Part of a data file
• • • •

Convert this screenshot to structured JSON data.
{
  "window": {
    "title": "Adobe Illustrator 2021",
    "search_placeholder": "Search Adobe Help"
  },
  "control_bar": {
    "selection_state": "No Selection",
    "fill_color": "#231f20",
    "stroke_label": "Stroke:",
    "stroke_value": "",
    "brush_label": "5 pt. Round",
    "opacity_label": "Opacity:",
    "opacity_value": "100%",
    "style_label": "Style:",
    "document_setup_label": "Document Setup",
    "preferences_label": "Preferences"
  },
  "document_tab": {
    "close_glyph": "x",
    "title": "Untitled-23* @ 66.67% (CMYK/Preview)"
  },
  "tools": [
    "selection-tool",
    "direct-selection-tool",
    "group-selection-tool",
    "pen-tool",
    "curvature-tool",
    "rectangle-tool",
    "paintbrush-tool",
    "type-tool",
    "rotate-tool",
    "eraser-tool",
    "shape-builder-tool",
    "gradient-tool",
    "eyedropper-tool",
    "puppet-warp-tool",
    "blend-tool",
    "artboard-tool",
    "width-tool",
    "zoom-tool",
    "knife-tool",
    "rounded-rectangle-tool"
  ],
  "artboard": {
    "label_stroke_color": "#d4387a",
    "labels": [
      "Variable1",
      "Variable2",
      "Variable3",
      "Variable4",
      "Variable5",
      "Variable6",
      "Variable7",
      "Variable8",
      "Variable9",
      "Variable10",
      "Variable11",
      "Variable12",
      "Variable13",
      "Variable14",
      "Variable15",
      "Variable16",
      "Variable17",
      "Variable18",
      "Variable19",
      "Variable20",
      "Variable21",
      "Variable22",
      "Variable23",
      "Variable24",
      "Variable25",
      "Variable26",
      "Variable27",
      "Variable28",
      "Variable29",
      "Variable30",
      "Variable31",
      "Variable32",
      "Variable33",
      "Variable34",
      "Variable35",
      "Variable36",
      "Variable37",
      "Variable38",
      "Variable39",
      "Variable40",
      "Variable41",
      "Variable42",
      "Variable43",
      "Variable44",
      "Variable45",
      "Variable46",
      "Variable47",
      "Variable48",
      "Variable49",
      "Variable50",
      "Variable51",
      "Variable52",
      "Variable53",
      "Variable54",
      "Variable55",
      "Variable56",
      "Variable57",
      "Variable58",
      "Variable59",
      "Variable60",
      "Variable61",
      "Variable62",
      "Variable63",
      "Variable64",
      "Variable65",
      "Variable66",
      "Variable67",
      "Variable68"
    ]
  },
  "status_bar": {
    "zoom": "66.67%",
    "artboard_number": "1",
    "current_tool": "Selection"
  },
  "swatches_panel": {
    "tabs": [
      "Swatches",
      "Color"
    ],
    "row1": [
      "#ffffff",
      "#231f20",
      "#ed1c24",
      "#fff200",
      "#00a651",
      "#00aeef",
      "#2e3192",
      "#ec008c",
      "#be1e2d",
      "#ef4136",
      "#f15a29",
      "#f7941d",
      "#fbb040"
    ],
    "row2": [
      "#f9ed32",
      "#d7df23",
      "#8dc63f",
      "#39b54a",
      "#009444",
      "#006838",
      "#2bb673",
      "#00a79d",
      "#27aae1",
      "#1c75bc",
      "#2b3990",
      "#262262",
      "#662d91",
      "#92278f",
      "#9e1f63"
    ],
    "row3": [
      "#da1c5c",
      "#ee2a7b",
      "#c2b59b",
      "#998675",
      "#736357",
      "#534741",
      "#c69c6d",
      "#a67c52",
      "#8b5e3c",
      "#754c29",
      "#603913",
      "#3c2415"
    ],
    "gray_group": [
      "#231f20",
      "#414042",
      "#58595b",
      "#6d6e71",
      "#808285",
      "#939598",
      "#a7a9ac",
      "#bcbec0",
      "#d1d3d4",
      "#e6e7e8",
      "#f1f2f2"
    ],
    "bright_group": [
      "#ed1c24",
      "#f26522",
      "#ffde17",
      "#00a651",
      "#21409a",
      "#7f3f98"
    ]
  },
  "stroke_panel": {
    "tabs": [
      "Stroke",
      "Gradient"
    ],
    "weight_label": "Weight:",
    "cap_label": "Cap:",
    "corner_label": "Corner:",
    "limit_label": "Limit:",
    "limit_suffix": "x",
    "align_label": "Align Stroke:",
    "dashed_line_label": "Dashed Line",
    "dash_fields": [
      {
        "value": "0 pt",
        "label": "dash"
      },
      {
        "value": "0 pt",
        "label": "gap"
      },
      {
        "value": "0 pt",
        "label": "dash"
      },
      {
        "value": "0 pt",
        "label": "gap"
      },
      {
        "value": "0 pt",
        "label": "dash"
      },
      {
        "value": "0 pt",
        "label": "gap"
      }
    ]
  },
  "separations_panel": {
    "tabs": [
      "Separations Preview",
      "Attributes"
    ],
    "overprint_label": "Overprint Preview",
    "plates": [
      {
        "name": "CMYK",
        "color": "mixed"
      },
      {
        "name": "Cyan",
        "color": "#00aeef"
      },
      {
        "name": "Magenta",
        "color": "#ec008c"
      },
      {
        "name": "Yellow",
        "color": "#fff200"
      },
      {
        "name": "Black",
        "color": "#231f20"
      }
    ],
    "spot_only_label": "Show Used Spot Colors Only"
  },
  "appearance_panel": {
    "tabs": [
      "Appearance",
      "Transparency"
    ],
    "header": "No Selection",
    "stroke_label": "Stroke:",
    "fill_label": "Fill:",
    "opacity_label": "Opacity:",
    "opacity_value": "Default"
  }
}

• • • •

Request: All of the records must be repeated exactly.

Exercise output:
Convert this screenshot to structured JSON data.
{
  "window": {
    "title": "Adobe Illustrator 2021",
    "search_placeholder": "Search Adobe Help"
  },
  "control_bar": {
    "selection_state": "No Selection",
    "fill_color": "#231f20",
    "stroke_label": "Stroke:",
    "stroke_value": "",
    "brush_label": "5 pt. Round",
    "opacity_label": "Opacity:",
    "opacity_value": "100%",
    "style_label": "Style:",
    "document_setup_label": "Document Setup",
    "preferences_label": "Preferences"
  },
  "document_tab": {
    "close_glyph": "x",
    "title": "Untitled-23* @ 66.67% (CMYK/Preview)"
  },
  "tools": [
    "selection-tool",
    "direct-selection-tool",
    "group-selection-tool",
    "pen-tool",
    "curvature-tool",
    "rectangle-tool",
    "paintbrush-tool",
    "type-tool",
    "rotate-tool",
    "eraser-tool",
    "shape-builder-tool",
    "gradient-tool",
    "eyedropper-tool",
    "puppet-warp-tool",
    "blend-tool",
    "artboard-tool",
    "width-tool",
    "zoom-tool",
    "knife-tool",
    "rounded-rectangle-tool"
  ],
  "artboard": {
    "label_stroke_color": "#d4387a",
    "labels": [
      "Variable1",
      "Variable2",
      "Variable3",
      "Variable4",
      "Variable5",
      "Variable6",
      "Variable7",
      "Variable8",
      "Variable9",
      "Variable10",
      "Variable11",
      "Variable12",
      "Variable13",
      "Variable14",
      "Variable15",
      "Variable16",
      "Variable17",
      "Variable18",
      "Variable19",
      "Variable20",
      "Variable21",
      "Variable22",
      "Variable23",
      "Variable24",
      "Variable25",
      "Variable26",
      "Variable27",
      "Variable28",
      "Variable29",
      "Variable30",
      "Variable31",
      "Variable32",
      "Variable33",
      "Variable34",
      "Variable35",
      "Variable36",
      "Variable37",
      "Variable38",
      "Variable39",
      "Variable40",
      "Variable41",
      "Variable42",
      "Variable43",
      "Variable44",
      "Variable45",
      "Variable46",
      "Variable47",
      "Variable48",
      "Variable49",
      "Variable50",
      "Variable51",
      "Variable52",
      "Variable53",
      "Variable54",
      "Variable55",
      "Variable56",
      "Variable57",
      "Variable58",
      "Variable59",
      "Variable60",
      "Variable61",
      "Variable62",
      "Variable63",
      "Variable64",
      "Variable65",
      "Variable66",
      "Variable67",
      "Variable68"
    ]
  },
  "status_bar": {
    "zoom": "66.67%",
    "artboard_number": "1",
    "current_tool": "Selection"
  },
  "swatches_panel": {
    "tabs": [
      "Swatches",
      "Color"
    ],
    "row1": [
      "#ffffff",
      "#231f20",
      "#ed1c24",
      "#fff200",
      "#00a651",
      "#00aeef",
      "#2e3192",
      "#ec008c",
      "#be1e2d",
      "#ef4136",
      "#f15a29",
      "#f7941d",
      "#fbb040"
    ],
    "row2": [
      "#f9ed32",
      "#d7df23",
      "#8dc63f",
      "#39b54a",
      "#009444",
      "#006838",
      "#2bb673",
      "#00a79d",
      "#27aae1",
      "#1c75bc",
      "#2b3990",
      "#262262",
      "#662d91",
      "#92278f",
      "#9e1f63"
    ],
    "row3": [
      "#da1c5c",
      "#ee2a7b",
      "#c2b59b",
      "#998675",
      "#736357",
      "#534741",
      "#c69c6d",
      "#a67c52",
      "#8b5e3c",
      "#754c29",
      "#603913",
      "#3c2415"
    ],
    "gray_group": [
      "#231f20",
      "#414042",
      "#58595b",
      "#6d6e71",
      "#808285",
      "#939598",
      "#a7a9ac",
      "#bcbec0",
      "#d1d3d4",
      "#e6e7e8",
      "#f1f2f2"
    ],
    "bright_group": [
      "#ed1c24",
      "#f26522",
      "#ffde17",
      "#00a651",
      "#21409a",
      "#7f3f98"
    ]
  },
  "stroke_panel": {
    "tabs": [
      "Stroke",
      "Gradient"
    ],
    "weight_label": "Weight:",
    "cap_label": "Cap:",
    "corner_label": "Corner:",
    "limit_label": "Limit:",
    "limit_suffix": "x",
    "align_label": "Align Stroke:",
    "dashed_line_label": "Dashed Line",
    "dash_fields": [
      {
        "value": "0 pt",
        "label": "dash"
      },
      {
        "value": "0 pt",
        "label": "gap"
      },
      {
        "value": "0 pt",
        "label": "dash"
      },
      {
        "value": "0 pt",
        "label": "gap"
      },
      {
        "value": "0 pt",
        "label": "dash"
      },
      {
        "value": "0 pt",
        "label": "gap"
      }
    ]
  },
  "separations_panel": {
    "tabs": [
      "Separations Preview",
      "Attributes"
    ],
    "overprint_label": "Overprint Preview",
    "plates": [
      {
        "name": "CMYK",
        "color": "mixed"
      },
      {
        "name": "Cyan",
        "color": "#00aeef"
      },
      {
        "name": "Magenta",
        "color": "#ec008c"
      },
      {
        "name": "Yellow",
        "color": "#fff200"
      },
      {
        "name": "Black",
        "color": "#231f20"
      }
    ],
    "spot_only_label": "Show Used Spot Colors Only"
  },
  "appearance_panel": {
    "tabs": [
      "Appearance",
      "Transparency"
    ],
    "header": "No Selection",
    "stroke_label": "Stroke:",
    "fill_label": "Fill:",
    "opacity_label": "Opacity:",
    "opacity_value": "Default"
  }
}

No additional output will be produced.